Give every line from the entries that contains "training".

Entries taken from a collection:
***

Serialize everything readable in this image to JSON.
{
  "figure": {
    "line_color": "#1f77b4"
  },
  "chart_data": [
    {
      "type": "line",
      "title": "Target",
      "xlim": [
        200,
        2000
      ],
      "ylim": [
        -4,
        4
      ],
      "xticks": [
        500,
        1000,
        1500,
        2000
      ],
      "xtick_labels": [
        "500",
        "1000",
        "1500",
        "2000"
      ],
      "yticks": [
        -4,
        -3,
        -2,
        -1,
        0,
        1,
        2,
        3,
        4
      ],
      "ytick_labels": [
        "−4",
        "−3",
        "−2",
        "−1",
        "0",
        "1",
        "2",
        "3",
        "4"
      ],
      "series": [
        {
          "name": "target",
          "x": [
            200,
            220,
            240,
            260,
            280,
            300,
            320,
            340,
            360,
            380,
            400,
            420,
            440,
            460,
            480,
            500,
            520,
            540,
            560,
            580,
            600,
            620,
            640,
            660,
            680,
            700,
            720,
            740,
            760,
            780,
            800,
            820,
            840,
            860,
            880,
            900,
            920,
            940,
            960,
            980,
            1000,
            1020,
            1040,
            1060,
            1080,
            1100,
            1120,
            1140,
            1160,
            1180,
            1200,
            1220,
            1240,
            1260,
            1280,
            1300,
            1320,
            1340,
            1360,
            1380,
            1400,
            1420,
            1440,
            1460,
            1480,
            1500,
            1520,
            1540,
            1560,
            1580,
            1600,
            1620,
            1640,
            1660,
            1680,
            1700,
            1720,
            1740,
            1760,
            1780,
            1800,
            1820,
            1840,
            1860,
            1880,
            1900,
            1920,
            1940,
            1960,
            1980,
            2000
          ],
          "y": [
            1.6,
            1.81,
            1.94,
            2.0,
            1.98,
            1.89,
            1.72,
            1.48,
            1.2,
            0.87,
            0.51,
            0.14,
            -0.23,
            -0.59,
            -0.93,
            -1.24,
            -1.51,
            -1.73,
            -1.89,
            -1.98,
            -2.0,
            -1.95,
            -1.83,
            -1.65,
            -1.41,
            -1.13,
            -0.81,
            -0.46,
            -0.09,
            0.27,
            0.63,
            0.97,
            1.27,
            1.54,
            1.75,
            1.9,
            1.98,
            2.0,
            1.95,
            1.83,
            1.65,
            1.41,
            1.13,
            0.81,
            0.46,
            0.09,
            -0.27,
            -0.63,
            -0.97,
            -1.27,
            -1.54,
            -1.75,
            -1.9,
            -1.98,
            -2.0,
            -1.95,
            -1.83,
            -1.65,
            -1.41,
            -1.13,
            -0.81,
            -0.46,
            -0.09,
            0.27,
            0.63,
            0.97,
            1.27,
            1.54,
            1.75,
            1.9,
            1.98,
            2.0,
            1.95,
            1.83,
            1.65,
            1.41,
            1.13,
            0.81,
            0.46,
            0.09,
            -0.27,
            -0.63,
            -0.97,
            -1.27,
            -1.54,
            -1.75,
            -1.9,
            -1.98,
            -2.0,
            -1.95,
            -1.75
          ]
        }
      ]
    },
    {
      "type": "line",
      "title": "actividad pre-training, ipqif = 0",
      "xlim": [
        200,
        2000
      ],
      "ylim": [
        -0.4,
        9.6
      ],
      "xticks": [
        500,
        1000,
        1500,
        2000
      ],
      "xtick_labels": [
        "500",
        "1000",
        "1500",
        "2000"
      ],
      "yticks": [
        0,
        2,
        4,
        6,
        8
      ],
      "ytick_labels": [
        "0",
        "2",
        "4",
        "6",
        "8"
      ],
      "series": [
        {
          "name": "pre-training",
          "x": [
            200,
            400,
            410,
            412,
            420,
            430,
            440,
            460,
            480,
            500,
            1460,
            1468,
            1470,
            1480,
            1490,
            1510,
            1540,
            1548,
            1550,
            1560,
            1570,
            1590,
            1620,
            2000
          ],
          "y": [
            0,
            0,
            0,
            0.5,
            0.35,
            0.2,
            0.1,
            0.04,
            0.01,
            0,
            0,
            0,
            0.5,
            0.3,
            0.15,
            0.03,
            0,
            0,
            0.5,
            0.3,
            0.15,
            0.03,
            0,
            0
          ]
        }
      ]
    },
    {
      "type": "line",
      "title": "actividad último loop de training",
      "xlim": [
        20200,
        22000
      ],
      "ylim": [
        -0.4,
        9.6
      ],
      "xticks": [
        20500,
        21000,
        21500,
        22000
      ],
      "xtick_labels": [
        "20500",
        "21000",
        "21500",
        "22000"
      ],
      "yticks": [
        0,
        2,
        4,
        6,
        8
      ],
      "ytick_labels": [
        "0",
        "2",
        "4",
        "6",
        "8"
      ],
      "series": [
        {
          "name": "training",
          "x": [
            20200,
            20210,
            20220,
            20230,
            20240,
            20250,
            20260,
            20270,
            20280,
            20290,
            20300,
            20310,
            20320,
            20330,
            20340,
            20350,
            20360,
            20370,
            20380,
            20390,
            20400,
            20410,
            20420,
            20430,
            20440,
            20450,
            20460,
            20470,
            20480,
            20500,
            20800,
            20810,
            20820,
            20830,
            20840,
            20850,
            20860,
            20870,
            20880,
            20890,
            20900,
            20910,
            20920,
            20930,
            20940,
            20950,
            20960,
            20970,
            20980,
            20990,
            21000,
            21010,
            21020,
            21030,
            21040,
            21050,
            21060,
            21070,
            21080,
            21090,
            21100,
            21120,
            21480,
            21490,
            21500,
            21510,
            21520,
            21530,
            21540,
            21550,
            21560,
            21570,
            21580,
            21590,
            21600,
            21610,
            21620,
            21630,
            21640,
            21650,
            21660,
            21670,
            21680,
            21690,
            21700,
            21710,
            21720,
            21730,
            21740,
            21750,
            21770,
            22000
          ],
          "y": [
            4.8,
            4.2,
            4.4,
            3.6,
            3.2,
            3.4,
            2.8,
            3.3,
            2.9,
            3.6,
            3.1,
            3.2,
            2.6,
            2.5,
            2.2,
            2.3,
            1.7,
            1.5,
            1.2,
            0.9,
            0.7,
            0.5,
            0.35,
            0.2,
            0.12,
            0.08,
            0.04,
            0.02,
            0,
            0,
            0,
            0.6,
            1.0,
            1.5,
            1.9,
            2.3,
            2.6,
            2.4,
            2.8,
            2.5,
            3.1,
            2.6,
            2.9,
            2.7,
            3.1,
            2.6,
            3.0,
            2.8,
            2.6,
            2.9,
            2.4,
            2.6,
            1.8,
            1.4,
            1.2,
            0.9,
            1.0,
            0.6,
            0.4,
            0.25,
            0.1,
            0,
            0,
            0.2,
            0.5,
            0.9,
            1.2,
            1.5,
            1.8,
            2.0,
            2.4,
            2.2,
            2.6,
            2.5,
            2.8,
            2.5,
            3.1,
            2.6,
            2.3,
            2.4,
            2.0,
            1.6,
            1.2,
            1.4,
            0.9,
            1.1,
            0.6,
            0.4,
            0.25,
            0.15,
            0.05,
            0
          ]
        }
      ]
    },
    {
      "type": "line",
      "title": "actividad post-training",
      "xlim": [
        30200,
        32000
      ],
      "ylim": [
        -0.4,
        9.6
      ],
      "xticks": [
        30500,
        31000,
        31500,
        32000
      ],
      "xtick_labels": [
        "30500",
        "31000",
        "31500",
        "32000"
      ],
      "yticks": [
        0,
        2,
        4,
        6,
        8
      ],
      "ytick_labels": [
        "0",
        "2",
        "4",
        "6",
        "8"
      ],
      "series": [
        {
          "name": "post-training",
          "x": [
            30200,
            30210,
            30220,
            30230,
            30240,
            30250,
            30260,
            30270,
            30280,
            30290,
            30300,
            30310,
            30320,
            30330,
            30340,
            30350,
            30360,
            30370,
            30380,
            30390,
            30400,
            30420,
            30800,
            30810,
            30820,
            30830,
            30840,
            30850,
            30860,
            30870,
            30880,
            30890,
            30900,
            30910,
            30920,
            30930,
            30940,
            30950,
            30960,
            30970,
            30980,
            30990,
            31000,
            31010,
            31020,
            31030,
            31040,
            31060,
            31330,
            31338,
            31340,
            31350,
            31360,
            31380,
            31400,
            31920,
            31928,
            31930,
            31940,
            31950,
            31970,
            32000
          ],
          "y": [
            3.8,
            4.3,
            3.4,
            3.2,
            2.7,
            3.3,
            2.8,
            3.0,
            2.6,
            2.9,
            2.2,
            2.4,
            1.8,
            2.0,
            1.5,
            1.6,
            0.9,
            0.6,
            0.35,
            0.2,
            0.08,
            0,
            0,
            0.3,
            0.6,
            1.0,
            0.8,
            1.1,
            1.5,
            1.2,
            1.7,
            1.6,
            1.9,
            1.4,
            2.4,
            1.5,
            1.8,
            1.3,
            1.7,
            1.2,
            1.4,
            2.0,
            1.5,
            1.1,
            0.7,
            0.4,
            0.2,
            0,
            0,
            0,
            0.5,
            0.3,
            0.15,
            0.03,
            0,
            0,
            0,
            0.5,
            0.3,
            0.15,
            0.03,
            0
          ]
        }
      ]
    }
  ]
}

***

**TASK RESULT**
      "title": "actividad pre-training, ipqif = 0",
          "name": "pre-training",
      "title": "actividad último loop de training",
          "name": "training",
      "title": "actividad post-training",
          "name": "post-training",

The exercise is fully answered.